• _Task description_
What is the number of lines in these entries that include "JSON"? Write that number and no other text.

Records from a collection
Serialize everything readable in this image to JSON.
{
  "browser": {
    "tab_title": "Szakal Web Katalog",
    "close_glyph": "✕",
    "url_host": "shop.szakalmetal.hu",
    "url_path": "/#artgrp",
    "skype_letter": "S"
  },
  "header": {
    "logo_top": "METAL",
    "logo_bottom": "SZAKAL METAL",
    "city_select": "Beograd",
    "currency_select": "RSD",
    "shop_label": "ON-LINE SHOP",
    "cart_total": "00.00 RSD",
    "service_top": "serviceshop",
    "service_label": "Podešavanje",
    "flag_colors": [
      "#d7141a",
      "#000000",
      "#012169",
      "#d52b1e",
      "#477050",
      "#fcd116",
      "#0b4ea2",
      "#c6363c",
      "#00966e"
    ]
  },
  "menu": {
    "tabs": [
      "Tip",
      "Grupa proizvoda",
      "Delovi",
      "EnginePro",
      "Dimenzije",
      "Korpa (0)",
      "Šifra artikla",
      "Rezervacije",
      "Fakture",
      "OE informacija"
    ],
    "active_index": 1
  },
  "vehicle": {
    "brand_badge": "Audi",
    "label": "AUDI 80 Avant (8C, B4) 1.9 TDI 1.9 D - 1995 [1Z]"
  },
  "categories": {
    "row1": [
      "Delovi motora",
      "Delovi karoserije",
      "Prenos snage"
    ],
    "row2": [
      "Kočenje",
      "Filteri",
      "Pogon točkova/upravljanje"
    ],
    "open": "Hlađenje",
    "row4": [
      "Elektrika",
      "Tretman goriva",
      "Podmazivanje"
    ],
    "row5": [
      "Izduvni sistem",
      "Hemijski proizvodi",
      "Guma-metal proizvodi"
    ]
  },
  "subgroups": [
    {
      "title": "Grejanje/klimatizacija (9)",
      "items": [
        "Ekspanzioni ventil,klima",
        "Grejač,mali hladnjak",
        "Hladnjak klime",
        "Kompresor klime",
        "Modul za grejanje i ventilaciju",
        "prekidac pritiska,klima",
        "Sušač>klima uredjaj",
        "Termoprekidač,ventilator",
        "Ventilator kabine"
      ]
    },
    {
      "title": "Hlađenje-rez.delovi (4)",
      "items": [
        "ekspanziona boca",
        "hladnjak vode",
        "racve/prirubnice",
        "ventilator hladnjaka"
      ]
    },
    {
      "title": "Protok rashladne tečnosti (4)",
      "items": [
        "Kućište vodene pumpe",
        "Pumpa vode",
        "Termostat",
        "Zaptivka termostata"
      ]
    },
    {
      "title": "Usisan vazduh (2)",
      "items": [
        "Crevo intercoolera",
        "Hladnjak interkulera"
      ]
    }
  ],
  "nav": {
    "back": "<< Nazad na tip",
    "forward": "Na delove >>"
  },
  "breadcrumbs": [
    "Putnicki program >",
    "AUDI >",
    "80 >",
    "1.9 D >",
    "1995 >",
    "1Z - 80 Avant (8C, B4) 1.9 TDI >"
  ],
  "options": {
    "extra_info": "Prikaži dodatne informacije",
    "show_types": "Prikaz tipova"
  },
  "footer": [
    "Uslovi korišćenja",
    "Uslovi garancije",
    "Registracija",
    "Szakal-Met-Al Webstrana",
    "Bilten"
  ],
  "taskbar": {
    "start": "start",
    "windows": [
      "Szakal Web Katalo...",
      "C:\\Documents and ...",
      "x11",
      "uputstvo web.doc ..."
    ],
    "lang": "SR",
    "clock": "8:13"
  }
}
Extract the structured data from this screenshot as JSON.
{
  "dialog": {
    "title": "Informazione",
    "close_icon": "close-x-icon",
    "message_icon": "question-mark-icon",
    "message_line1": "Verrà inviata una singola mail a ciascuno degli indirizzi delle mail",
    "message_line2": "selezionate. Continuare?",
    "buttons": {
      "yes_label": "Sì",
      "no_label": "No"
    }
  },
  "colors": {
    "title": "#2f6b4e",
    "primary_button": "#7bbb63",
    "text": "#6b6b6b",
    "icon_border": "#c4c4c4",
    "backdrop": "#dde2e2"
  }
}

• _Reply_
2